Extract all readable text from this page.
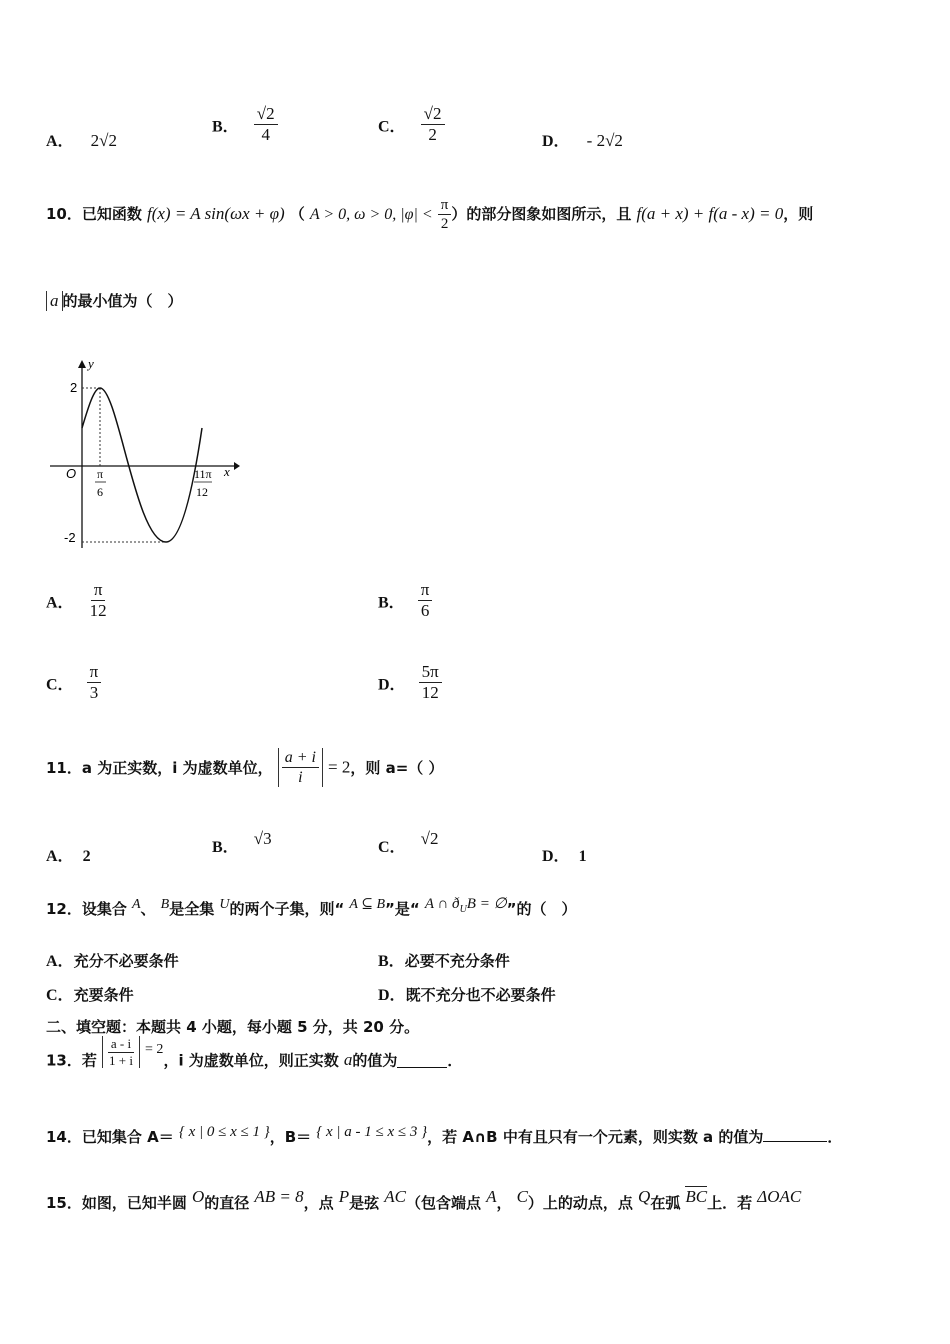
A． 2√2
B． $\frac{√2}{4}$	C． $\frac{√2}{2}$	D． - 2√2
10．已知函数 f(x) = A sin(ωx + φ) （ A > 0, ω > 0, $|\varphi| < \frac{\pi}{2}$ ）的部分图象如图所示，且 f(a + x) + f(a - x) = 0，则
a 的最小值为（　）
y
x
O
2
-2
π
6
11π
12
A． $\frac{\pi}{12}$	B． $\frac{\pi}{6}$
C． $\frac{\pi}{3}$	D． $\frac{5\pi}{12}$
11．a 为正实数，i 为虚数单位， $\frac{a + i}{i} = 2$，则 a=（ ）
A． 2
B． √3	C． √2
D． 1
12．设集合 A、 B是全集 U的两个子集，则“ A ⊆ B”是“ A ∩ $ð_UB$ = ∅”的（　）
A．充分不必要条件	B．必要不充分条件
C．充要条件	D．既不充分也不必要条件
二、填空题：本题共 4 小题，每小题 5 分，共 20 分。
13．若 $\frac{a - i}{1 + i} = 2$，i 为虚数单位，则正实数 a的值为	．
14．已知集合 A＝ { x | 0 ≤ x ≤ 1 }，B＝ { x | a - 1 ≤ x ≤ 3 }，若 A∩B 中有且只有一个元素，则实数 a 的值为	．
15．如图，已知半圆 O的直径 AB = 8，点 P是弦 AC（包含端点 A， C）上的动点，点 Q在弧 BC上．若 ΔOAC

═══

- [DIRECTIONS FOR THIS TASK]: Extract the full listing above verbatim; pictures are to be left out of the copy.

- [ANSWER TO THE TASK]:
Extract all readable text from this page.
A． 2√2
B． $\frac{√2}{4}$	C． $\frac{√2}{2}$	D． - 2√2
10．已知函数 f(x) = A sin(ωx + φ) （ A > 0, ω > 0, $|\varphi| < \frac{\pi}{2}$ ）的部分图象如图所示，且 f(a + x) + f(a - x) = 0，则
a 的最小值为（　）
y
x
O
2
-2
π
6
11π
12
A． $\frac{\pi}{12}$	B． $\frac{\pi}{6}$
C． $\frac{\pi}{3}$	D． $\frac{5\pi}{12}$
11．a 为正实数，i 为虚数单位， $\frac{a + i}{i} = 2$，则 a=（ ）
A． 2
B． √3	C． √2
D． 1
12．设集合 A、 B是全集 U的两个子集，则“ A ⊆ B”是“ A ∩ $ð_UB$ = ∅”的（　）
A．充分不必要条件	B．必要不充分条件
C．充要条件	D．既不充分也不必要条件
二、填空题：本题共 4 小题，每小题 5 分，共 20 分。
13．若 $\frac{a - i}{1 + i} = 2$，i 为虚数单位，则正实数 a的值为	．
14．已知集合 A＝ { x | 0 ≤ x ≤ 1 }，B＝ { x | a - 1 ≤ x ≤ 3 }，若 A∩B 中有且只有一个元素，则实数 a 的值为	．
15．如图，已知半圆 O的直径 AB = 8，点 P是弦 AC（包含端点 A， C）上的动点，点 Q在弧 BC上．若 ΔOAC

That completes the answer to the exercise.